■ **Supplied data**
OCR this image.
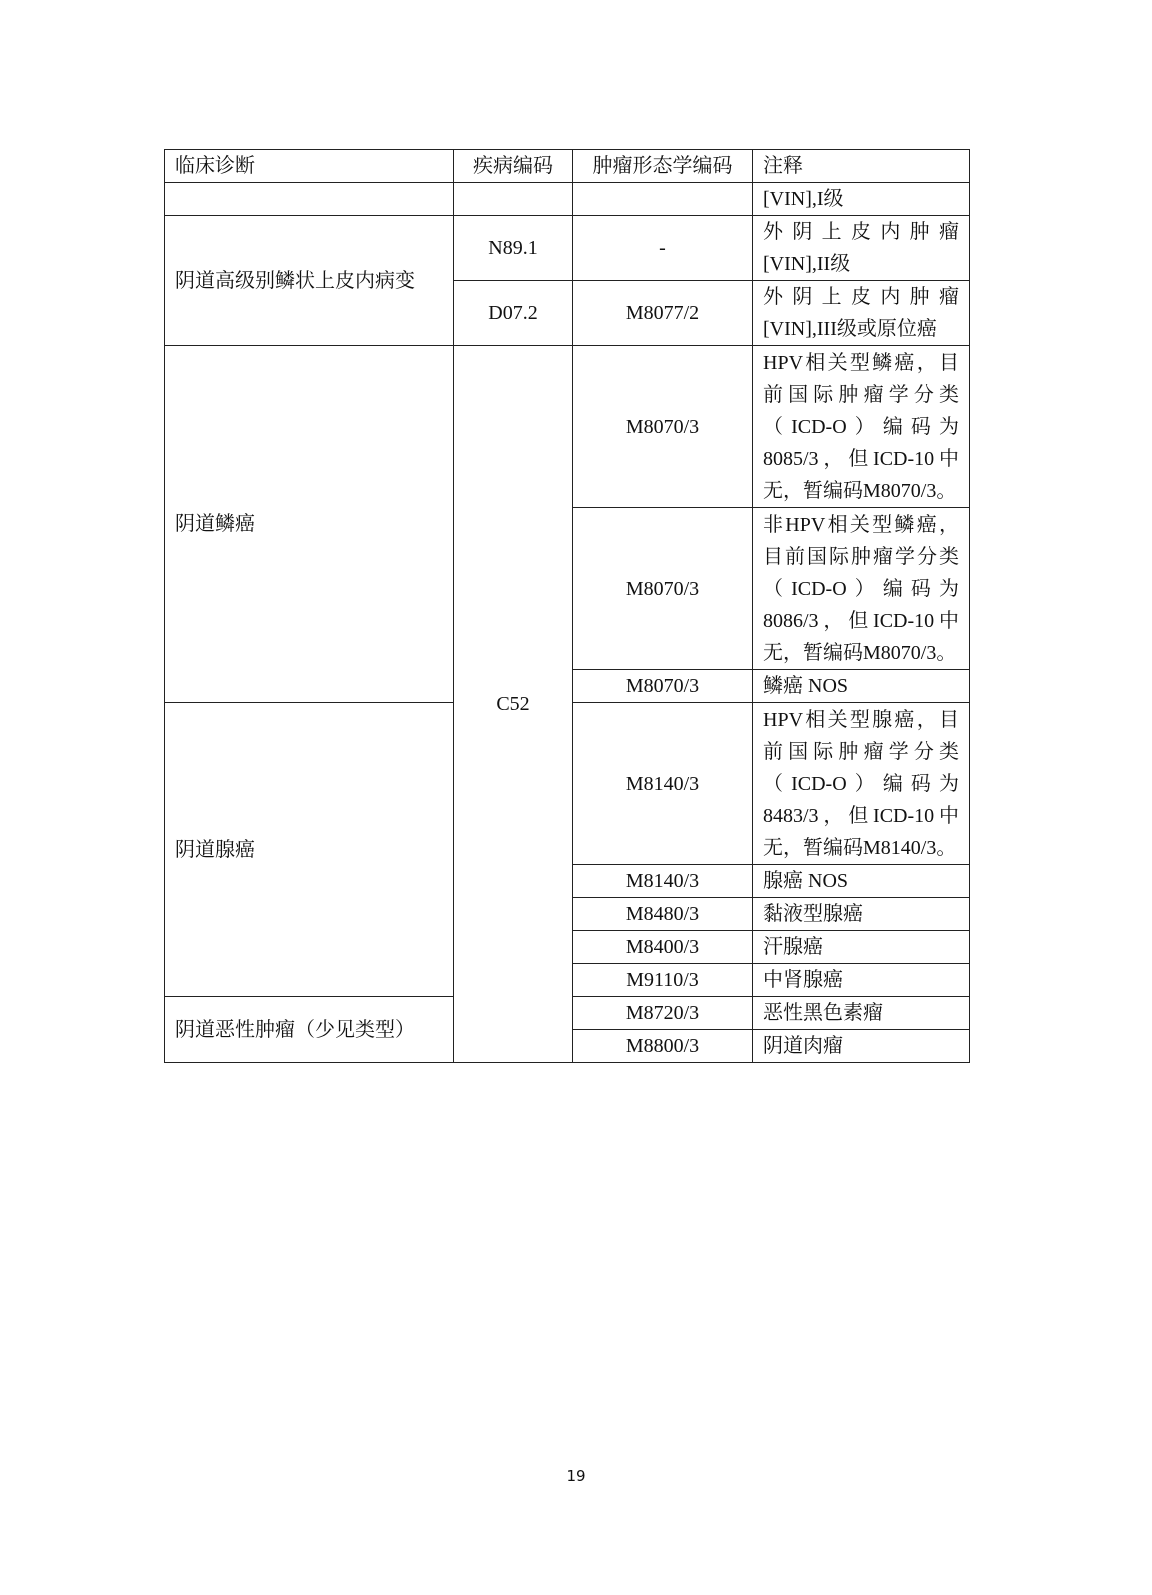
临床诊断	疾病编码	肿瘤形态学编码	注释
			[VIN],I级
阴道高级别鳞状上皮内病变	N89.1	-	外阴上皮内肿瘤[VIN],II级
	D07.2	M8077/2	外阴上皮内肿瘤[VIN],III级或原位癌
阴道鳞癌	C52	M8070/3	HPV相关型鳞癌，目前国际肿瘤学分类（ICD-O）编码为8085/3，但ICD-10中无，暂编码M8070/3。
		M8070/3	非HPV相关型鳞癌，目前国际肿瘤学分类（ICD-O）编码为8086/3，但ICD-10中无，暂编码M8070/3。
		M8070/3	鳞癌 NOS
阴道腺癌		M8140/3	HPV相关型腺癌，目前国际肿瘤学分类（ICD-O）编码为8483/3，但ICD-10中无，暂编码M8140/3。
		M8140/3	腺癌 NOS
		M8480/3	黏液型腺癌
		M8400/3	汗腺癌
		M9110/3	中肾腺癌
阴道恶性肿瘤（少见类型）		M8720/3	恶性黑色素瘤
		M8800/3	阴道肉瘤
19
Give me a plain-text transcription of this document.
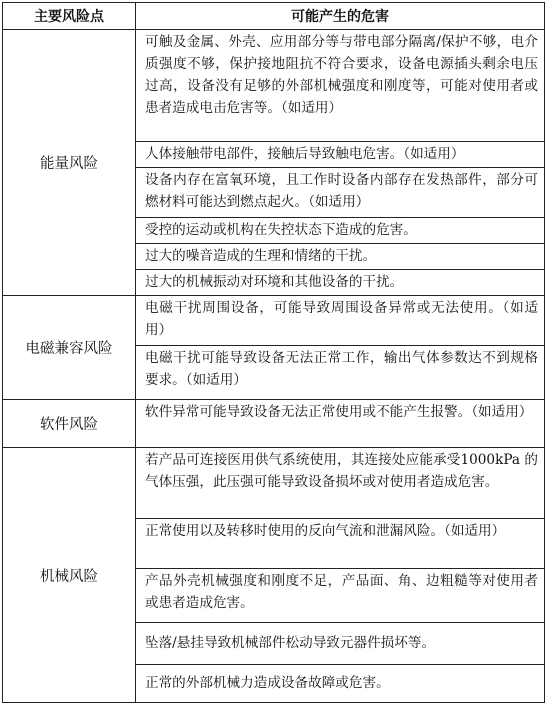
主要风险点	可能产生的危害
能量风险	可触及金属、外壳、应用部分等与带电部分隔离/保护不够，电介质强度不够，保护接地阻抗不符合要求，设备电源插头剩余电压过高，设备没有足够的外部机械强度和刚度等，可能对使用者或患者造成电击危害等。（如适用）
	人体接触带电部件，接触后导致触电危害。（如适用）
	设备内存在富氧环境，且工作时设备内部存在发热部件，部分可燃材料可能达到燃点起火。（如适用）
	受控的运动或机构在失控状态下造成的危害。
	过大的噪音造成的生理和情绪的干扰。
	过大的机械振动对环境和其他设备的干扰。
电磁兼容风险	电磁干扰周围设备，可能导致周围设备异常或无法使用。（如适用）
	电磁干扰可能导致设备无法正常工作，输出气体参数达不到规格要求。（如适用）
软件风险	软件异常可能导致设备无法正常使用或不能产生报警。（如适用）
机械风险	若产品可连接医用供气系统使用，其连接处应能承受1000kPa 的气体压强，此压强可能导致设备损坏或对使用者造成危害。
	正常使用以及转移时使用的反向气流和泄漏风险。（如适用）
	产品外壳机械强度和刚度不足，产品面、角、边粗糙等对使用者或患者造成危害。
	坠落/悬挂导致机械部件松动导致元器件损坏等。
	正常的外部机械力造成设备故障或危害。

■ **Short task**
Retype the records above exactly, starting at the line that contains "Give me a plain-text" and going through the last line, and leave out any pictures.

■ **Reply to the task**
Give me a plain-text transcription of this document.
主要风险点	可能产生的危害
能量风险	可触及金属、外壳、应用部分等与带电部分隔离/保护不够，电介质强度不够，保护接地阻抗不符合要求，设备电源插头剩余电压过高，设备没有足够的外部机械强度和刚度等，可能对使用者或患者造成电击危害等。（如适用）
	人体接触带电部件，接触后导致触电危害。（如适用）
	设备内存在富氧环境，且工作时设备内部存在发热部件，部分可燃材料可能达到燃点起火。（如适用）
	受控的运动或机构在失控状态下造成的危害。
	过大的噪音造成的生理和情绪的干扰。
	过大的机械振动对环境和其他设备的干扰。
电磁兼容风险	电磁干扰周围设备，可能导致周围设备异常或无法使用。（如适用）
	电磁干扰可能导致设备无法正常工作，输出气体参数达不到规格要求。（如适用）
软件风险	软件异常可能导致设备无法正常使用或不能产生报警。（如适用）
机械风险	若产品可连接医用供气系统使用，其连接处应能承受1000kPa 的气体压强，此压强可能导致设备损坏或对使用者造成危害。
	正常使用以及转移时使用的反向气流和泄漏风险。（如适用）
	产品外壳机械强度和刚度不足，产品面、角、边粗糙等对使用者或患者造成危害。
	坠落/悬挂导致机械部件松动导致元器件损坏等。
	正常的外部机械力造成设备故障或危害。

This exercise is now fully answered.